Find every line below that contains the word "reddish" and copy it out.
═══ MATERIAL PROVIDED
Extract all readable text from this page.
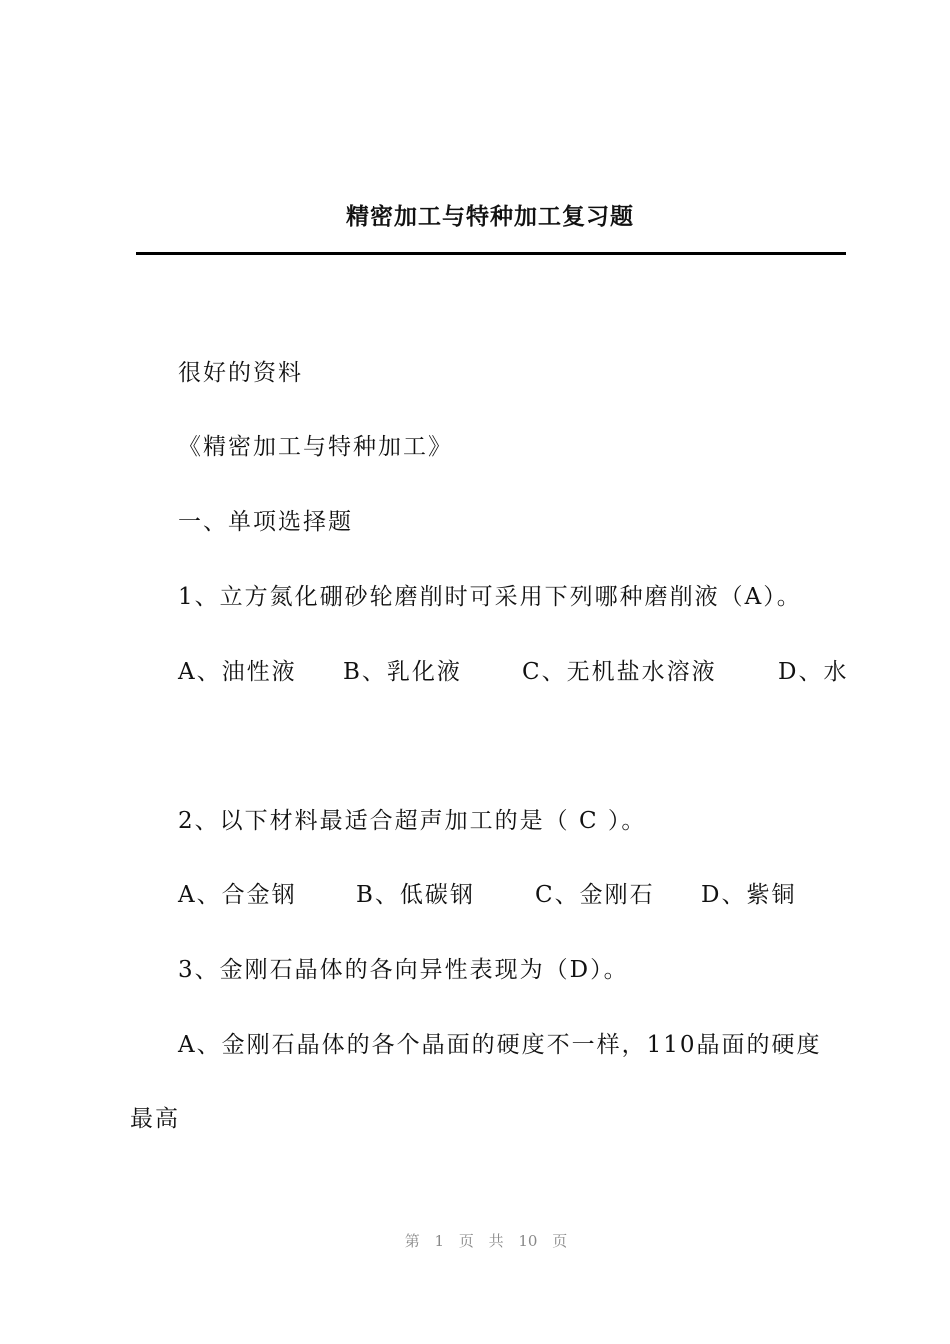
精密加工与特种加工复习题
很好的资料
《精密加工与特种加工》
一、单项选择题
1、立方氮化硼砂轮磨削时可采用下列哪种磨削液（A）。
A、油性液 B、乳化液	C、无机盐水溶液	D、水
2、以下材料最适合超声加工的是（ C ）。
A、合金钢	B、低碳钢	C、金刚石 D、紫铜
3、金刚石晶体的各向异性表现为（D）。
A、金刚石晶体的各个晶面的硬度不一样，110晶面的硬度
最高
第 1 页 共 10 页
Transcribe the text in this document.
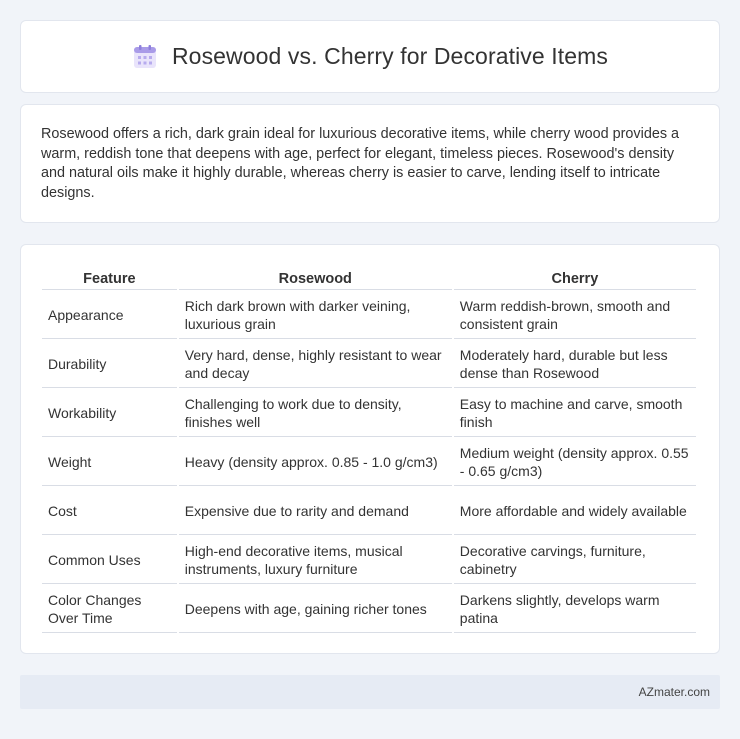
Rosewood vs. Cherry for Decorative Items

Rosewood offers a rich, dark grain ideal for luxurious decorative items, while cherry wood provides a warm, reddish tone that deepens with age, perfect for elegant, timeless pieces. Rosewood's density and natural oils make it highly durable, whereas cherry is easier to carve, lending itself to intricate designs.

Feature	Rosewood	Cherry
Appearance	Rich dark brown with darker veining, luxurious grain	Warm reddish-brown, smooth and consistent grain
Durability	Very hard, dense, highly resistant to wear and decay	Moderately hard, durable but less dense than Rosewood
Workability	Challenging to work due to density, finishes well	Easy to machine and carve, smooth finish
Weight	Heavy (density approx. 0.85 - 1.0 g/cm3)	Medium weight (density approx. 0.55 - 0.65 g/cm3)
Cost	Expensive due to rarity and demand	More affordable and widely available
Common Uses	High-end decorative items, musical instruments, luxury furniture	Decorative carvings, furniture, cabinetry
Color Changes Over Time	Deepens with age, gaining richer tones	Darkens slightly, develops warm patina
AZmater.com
══════
● FULL ANSWER
Rosewood offers a rich, dark grain ideal for luxurious decorative items, while cherry wood provides a warm, reddish tone that deepens with age, perfect for elegant, timeless pieces. Rosewood's density and natural oils make it highly durable, whereas cherry is easier to carve, lending itself to intricate designs.
Appearance	Rich dark brown with darker veining, luxurious grain	Warm reddish-brown, smooth and consistent grain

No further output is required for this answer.